### Texto propuesto
---
"Todo lo interesante ocurre en la sombra, no cabe duda. No se sabe nada de la historia auténtica de los hombres."

Louis-Ferdinand Céline, Viaje al fin de la noche.



29 de febrero de 2016

La descendiente



(Annibale Carracci)



No sé si aquel antepasado existió realmente, aunque así se afirmara de generación en generación. ¿Debería producirme una emoción extraordinaria que hubiera habido un hombre de aventura en la familia? ¿Tendrían que bullir por ello mis fluidos de modo especial? Si durante décadas se ha silenciado el asunto, ¿por qué sale ahora a relucir? ¿Simplemente porque los tiempos han cambiado y se puede hablar libremente de ello? Sé que algunos parientes alardean ahora, incluso entre las amistades, de aquel episodio en que nuestras raíces se confunden con otras. Exotismo, dicen unos. Genealogía turbia, comentan otros de modo malévolo. A mí me da igual. Mi curiosidad es algo íntimo que no persigue justificarse ante nadie.


Cierto que las páginas de un diario que arroja poca luz y abunda en misterio hicieron arder mis manos cuando las recibí. Quería saber más. Tanto tiempo ocultándonos unos a otros la existencia del cartógrafo tras el vago rumor, sin creer nunca que fuera sino leyenda familiar. Nos movemos más entre el no saber que en el saber. Incluso consideramos menos problemático desconocer muchas cosas. Cuanto menos se sepa, menos conflictos, he escuchado en muchas ocasiones dentro de la familia. Yo me preguntaba si los problemas no vendrían precisamente de no tener claridad. Aclararlo siempre suponía tener que aceptar una realidad que, si bien ya pasada, no iba a ser del agrado. Es sabido que de la ignorancia muchos edifican su propio tótem, al que se aferran sin apearse un ápice de su necedad. Cierta gente huye de la indagación, así no se ve tentada a cambiar las conductas. Su torpeza les lleva a rechazar lo que conviene y seguir admitiendo lo que ya no es adecuado. Todo lo contrario de lo que debió hacer nuestro antepasado cuando se embarcó hace siglos para trazar cartas de continentes y océanos. Él no podía saber entonces que dibujaba también un nuevo mapa de su propia vida.
---
### Filas
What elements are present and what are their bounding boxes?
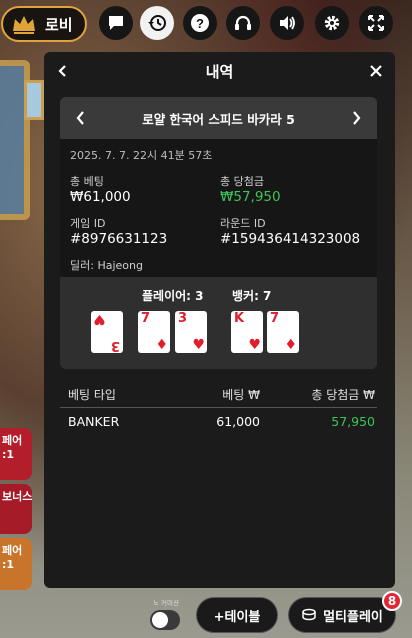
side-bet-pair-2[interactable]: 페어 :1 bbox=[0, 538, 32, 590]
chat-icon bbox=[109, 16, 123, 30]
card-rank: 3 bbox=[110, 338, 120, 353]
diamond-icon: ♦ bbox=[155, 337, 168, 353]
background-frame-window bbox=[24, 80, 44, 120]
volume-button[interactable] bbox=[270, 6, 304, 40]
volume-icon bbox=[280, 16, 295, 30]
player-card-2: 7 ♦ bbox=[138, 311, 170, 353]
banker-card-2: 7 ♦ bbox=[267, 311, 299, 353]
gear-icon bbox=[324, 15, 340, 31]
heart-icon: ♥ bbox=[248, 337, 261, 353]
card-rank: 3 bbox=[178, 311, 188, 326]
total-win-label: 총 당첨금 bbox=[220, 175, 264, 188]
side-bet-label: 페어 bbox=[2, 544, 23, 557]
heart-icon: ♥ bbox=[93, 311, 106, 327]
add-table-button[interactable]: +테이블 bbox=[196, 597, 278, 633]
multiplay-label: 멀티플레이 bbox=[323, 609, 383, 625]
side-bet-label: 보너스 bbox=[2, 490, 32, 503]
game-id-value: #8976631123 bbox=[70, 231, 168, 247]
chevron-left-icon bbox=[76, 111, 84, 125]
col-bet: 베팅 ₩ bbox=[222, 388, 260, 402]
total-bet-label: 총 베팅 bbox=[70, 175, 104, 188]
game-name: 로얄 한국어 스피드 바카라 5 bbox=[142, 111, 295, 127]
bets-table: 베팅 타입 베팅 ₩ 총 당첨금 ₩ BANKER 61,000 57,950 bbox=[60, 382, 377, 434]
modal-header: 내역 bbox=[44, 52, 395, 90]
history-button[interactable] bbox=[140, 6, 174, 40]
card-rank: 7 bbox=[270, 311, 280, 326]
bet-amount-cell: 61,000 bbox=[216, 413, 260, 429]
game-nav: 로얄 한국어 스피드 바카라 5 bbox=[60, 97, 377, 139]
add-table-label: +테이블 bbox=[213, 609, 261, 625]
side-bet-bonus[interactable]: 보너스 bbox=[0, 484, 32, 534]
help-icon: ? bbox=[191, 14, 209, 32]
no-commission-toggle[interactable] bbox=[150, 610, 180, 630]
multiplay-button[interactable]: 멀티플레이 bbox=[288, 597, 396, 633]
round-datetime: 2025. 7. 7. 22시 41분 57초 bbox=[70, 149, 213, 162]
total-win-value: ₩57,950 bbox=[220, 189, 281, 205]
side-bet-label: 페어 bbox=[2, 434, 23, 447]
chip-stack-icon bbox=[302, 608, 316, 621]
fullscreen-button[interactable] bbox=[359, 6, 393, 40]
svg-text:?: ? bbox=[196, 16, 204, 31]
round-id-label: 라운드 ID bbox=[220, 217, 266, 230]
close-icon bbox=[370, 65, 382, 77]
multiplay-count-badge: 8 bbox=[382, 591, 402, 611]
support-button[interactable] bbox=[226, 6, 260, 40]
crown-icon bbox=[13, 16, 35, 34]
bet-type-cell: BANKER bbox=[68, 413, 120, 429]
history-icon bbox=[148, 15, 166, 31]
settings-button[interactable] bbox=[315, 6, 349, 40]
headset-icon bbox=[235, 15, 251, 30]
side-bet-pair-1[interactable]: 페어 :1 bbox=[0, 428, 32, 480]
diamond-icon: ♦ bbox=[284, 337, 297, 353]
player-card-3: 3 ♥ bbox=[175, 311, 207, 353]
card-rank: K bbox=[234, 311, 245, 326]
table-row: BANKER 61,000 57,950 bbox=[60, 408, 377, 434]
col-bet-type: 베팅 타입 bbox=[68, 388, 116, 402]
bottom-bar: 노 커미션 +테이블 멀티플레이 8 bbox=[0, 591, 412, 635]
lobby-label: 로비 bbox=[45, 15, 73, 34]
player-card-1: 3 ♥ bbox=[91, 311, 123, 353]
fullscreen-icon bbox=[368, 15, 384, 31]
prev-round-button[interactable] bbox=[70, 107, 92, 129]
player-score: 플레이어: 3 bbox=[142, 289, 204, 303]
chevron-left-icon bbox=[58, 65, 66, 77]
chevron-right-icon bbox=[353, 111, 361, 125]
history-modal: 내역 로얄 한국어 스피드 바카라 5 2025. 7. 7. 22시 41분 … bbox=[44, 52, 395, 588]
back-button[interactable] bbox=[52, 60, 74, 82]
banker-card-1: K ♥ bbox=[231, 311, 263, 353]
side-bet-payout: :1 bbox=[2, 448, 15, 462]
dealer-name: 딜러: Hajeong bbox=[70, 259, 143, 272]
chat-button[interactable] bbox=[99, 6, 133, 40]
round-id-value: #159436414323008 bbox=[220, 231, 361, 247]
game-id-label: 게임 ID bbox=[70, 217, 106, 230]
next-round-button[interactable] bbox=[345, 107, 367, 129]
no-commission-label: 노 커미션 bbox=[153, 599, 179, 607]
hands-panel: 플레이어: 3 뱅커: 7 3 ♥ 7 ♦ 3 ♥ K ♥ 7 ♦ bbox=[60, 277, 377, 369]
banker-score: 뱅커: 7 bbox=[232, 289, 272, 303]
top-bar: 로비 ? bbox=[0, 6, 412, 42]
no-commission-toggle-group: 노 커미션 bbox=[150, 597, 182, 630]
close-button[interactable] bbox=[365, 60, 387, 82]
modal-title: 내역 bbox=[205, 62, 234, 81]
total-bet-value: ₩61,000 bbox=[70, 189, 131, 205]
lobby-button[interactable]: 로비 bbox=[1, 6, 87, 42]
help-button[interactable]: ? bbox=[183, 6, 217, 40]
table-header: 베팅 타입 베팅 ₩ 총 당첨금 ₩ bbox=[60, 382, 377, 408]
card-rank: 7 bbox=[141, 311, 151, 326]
---
### Tarea
Cita del texto sobre el antepasado cartógrafo el fragmento que comienza con "(Annibale Carracci)" y sigue hasta "justificarse ante nadie.".

### Respuesta
(Annibale Carracci)



No sé si aquel antepasado existió realmente, aunque así se afirmara de generación en generación. ¿Debería producirme una emoción extraordinaria que hubiera habido un hombre de aventura en la familia? ¿Tendrían que bullir por ello mis fluidos de modo especial? Si durante décadas se ha silenciado el asunto, ¿por qué sale ahora a relucir? ¿Simplemente porque los tiempos han cambiado y se puede hablar libremente de ello? Sé que algunos parientes alardean ahora, incluso entre las amistades, de aquel episodio en que nuestras raíces se confunden con otras. Exotismo, dicen unos. Genealogía turbia, comentan otros de modo malévolo. A mí me da igual. Mi curiosidad es algo íntimo que no persigue justificarse ante nadie.